EXERCISE REQUIREMENTS →
Take the material below and write it all out again exactly.

[DATA SHOWN start]

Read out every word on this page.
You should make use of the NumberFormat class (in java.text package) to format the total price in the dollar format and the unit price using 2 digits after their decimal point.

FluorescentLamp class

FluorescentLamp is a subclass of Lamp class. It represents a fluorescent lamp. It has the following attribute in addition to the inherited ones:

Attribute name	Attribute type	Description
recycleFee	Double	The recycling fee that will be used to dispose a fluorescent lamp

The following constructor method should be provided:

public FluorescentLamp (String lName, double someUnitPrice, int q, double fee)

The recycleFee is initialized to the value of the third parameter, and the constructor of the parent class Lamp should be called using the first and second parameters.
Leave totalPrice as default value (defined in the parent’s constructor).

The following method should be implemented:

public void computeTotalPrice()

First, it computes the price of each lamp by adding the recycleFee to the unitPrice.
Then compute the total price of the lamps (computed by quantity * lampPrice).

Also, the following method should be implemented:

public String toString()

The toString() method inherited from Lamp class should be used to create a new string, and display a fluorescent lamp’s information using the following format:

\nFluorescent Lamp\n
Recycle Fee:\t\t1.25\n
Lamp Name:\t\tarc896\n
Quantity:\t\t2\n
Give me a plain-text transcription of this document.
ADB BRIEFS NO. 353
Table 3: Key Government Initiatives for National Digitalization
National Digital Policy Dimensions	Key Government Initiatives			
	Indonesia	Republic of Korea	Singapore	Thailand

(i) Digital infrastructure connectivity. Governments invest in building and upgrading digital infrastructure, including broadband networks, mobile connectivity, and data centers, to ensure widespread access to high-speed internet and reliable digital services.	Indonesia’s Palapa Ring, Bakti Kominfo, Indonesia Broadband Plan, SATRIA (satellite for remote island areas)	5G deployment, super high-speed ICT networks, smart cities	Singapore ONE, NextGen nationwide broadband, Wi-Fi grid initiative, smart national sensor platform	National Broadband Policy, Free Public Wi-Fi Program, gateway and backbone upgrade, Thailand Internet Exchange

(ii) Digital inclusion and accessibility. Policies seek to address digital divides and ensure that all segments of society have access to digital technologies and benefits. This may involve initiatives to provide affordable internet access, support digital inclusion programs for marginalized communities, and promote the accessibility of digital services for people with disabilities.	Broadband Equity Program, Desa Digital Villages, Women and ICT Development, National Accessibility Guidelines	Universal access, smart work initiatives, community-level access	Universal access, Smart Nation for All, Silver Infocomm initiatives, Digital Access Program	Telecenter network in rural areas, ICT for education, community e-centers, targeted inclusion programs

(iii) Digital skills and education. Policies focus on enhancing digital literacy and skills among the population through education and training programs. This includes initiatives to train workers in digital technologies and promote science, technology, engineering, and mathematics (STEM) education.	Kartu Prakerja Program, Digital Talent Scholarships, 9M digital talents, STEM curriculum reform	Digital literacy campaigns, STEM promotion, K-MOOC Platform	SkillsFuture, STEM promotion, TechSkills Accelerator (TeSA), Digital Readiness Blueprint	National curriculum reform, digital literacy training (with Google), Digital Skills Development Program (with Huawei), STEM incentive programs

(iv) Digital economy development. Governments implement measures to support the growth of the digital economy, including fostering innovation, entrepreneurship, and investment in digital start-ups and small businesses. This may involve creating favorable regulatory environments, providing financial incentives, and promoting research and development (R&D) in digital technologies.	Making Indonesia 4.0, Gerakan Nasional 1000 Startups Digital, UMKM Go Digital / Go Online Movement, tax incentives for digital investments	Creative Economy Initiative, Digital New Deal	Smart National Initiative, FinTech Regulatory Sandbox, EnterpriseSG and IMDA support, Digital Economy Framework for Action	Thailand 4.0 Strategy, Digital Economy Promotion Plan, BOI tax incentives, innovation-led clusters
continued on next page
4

[DATA SHOWN end]

TASK ANSWER →
Read out every word on this page.
You should make use of the NumberFormat class (in java.text package) to format the total price in the dollar format and the unit price using 2 digits after their decimal point.

FluorescentLamp class

FluorescentLamp is a subclass of Lamp class. It represents a fluorescent lamp. It has the following attribute in addition to the inherited ones:

Attribute name	Attribute type	Description
recycleFee	Double	The recycling fee that will be used to dispose a fluorescent lamp

The following constructor method should be provided:

public FluorescentLamp (String lName, double someUnitPrice, int q, double fee)

The recycleFee is initialized to the value of the third parameter, and the constructor of the parent class Lamp should be called using the first and second parameters.
Leave totalPrice as default value (defined in the parent’s constructor).

The following method should be implemented:

public void computeTotalPrice()

First, it computes the price of each lamp by adding the recycleFee to the unitPrice.
Then compute the total price of the lamps (computed by quantity * lampPrice).

Also, the following method should be implemented:

public String toString()

The toString() method inherited from Lamp class should be used to create a new string, and display a fluorescent lamp’s information using the following format:

\nFluorescent Lamp\n
Recycle Fee:\t\t1.25\n
Lamp Name:\t\tarc896\n
Quantity:\t\t2\n
Give me a plain-text transcription of this document.
ADB BRIEFS NO. 353
Table 3: Key Government Initiatives for National Digitalization
National Digital Policy Dimensions	Key Government Initiatives			
	Indonesia	Republic of Korea	Singapore	Thailand

(i) Digital infrastructure connectivity. Governments invest in building and upgrading digital infrastructure, including broadband networks, mobile connectivity, and data centers, to ensure widespread access to high-speed internet and reliable digital services.	Indonesia’s Palapa Ring, Bakti Kominfo, Indonesia Broadband Plan, SATRIA (satellite for remote island areas)	5G deployment, super high-speed ICT networks, smart cities	Singapore ONE, NextGen nationwide broadband, Wi-Fi grid initiative, smart national sensor platform	National Broadband Policy, Free Public Wi-Fi Program, gateway and backbone upgrade, Thailand Internet Exchange

(ii) Digital inclusion and accessibility. Policies seek to address digital divides and ensure that all segments of society have access to digital technologies and benefits. This may involve initiatives to provide affordable internet access, support digital inclusion programs for marginalized communities, and promote the accessibility of digital services for people with disabilities.	Broadband Equity Program, Desa Digital Villages, Women and ICT Development, National Accessibility Guidelines	Universal access, smart work initiatives, community-level access	Universal access, Smart Nation for All, Silver Infocomm initiatives, Digital Access Program	Telecenter network in rural areas, ICT for education, community e-centers, targeted inclusion programs

(iii) Digital skills and education. Policies focus on enhancing digital literacy and skills among the population through education and training programs. This includes initiatives to train workers in digital technologies and promote science, technology, engineering, and mathematics (STEM) education.	Kartu Prakerja Program, Digital Talent Scholarships, 9M digital talents, STEM curriculum reform	Digital literacy campaigns, STEM promotion, K-MOOC Platform	SkillsFuture, STEM promotion, TechSkills Accelerator (TeSA), Digital Readiness Blueprint	National curriculum reform, digital literacy training (with Google), Digital Skills Development Program (with Huawei), STEM incentive programs

(iv) Digital economy development. Governments implement measures to support the growth of the digital economy, including fostering innovation, entrepreneurship, and investment in digital start-ups and small businesses. This may involve creating favorable regulatory environments, providing financial incentives, and promoting research and development (R&D) in digital technologies.	Making Indonesia 4.0, Gerakan Nasional 1000 Startups Digital, UMKM Go Digital / Go Online Movement, tax incentives for digital investments	Creative Economy Initiative, Digital New Deal	Smart National Initiative, FinTech Regulatory Sandbox, EnterpriseSG and IMDA support, Digital Economy Framework for Action	Thailand 4.0 Strategy, Digital Economy Promotion Plan, BOI tax incentives, innovation-led clusters
continued on next page
4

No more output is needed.